[Extracted records]
* * * * * * * * *
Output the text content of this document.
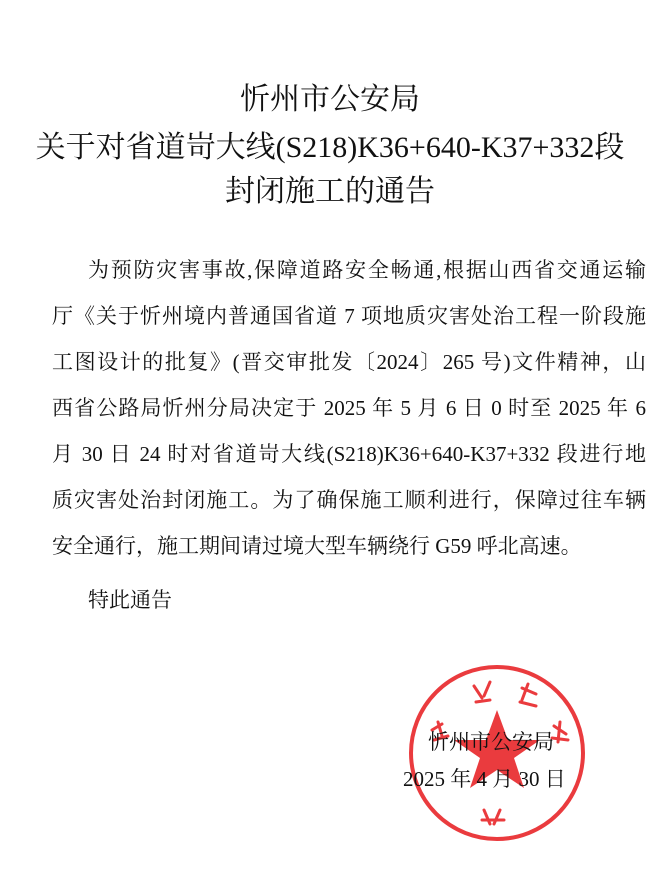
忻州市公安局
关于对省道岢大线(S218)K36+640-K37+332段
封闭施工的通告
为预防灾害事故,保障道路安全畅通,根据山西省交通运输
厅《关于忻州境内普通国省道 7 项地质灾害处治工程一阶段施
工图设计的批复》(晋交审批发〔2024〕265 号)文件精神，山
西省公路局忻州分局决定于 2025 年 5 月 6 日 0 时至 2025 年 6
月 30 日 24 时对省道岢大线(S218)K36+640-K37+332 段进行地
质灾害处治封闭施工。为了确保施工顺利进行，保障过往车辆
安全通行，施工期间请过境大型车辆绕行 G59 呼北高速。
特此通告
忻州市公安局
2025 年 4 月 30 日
* * * * * * * * *
Each line of the data should be quoted exactly, with pictures left out.

Output the text content of this document.
忻州市公安局
关于对省道岢大线(S218)K36+640-K37+332段
封闭施工的通告
为预防灾害事故,保障道路安全畅通,根据山西省交通运输
厅《关于忻州境内普通国省道 7 项地质灾害处治工程一阶段施
工图设计的批复》(晋交审批发〔2024〕265 号)文件精神，山
西省公路局忻州分局决定于 2025 年 5 月 6 日 0 时至 2025 年 6
月 30 日 24 时对省道岢大线(S218)K36+640-K37+332 段进行地
质灾害处治封闭施工。为了确保施工顺利进行，保障过往车辆
安全通行，施工期间请过境大型车辆绕行 G59 呼北高速。
特此通告
忻州市公安局
2025 年 4 月 30 日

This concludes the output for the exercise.